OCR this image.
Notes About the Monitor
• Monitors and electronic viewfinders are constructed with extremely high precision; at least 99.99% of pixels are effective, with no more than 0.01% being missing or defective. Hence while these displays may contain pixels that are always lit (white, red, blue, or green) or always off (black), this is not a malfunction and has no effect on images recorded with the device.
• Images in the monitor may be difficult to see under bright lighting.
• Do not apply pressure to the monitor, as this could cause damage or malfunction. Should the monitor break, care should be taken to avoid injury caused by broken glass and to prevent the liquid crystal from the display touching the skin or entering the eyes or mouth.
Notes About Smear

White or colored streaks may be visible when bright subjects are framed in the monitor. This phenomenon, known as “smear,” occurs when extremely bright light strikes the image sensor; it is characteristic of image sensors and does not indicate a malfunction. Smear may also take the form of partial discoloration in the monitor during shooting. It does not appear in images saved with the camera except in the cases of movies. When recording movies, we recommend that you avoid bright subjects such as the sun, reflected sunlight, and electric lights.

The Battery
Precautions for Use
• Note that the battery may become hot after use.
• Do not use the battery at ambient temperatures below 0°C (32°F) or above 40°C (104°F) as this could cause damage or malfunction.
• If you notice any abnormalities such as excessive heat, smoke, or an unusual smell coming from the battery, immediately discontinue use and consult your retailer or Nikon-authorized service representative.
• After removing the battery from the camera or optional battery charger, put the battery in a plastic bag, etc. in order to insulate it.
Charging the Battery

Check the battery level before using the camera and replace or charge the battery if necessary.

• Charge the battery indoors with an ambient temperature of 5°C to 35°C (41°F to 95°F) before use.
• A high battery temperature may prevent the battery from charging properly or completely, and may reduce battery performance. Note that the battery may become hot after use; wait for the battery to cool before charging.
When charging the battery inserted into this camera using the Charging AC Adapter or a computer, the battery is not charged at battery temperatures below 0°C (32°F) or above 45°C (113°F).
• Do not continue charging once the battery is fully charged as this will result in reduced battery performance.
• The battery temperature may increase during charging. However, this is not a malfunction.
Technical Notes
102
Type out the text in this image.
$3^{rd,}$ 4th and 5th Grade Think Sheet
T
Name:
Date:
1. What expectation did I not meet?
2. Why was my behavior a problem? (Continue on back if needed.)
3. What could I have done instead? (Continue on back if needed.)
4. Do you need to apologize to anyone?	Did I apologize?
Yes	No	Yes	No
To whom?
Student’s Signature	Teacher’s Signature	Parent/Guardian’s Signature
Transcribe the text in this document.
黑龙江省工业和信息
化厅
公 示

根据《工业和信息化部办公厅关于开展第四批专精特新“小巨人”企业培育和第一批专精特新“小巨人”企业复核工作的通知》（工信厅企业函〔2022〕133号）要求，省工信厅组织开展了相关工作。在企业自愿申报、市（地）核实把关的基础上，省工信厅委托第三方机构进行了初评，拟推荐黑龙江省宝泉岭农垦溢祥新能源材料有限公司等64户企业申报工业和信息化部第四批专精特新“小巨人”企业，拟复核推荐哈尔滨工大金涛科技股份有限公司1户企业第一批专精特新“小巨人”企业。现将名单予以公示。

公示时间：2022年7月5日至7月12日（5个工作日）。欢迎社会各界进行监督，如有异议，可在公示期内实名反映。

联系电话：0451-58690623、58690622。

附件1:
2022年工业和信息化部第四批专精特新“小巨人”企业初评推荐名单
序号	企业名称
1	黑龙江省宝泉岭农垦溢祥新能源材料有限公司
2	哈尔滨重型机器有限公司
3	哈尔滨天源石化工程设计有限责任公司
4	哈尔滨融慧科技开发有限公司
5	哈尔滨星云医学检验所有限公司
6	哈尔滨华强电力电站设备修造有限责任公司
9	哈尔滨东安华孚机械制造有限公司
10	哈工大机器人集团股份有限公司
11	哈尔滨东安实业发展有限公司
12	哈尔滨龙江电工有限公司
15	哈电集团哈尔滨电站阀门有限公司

Work required: Search the entries for the word "using", then gather every line that has it.

Solution for this exercise:
Check the battery level before using the camera and replace or charge the battery if necessary.
When charging the battery inserted into this camera using the Charging AC Adapter or a computer, the battery is not charged at battery temperatures below 0°C (32°F) or above 45°C (113°F).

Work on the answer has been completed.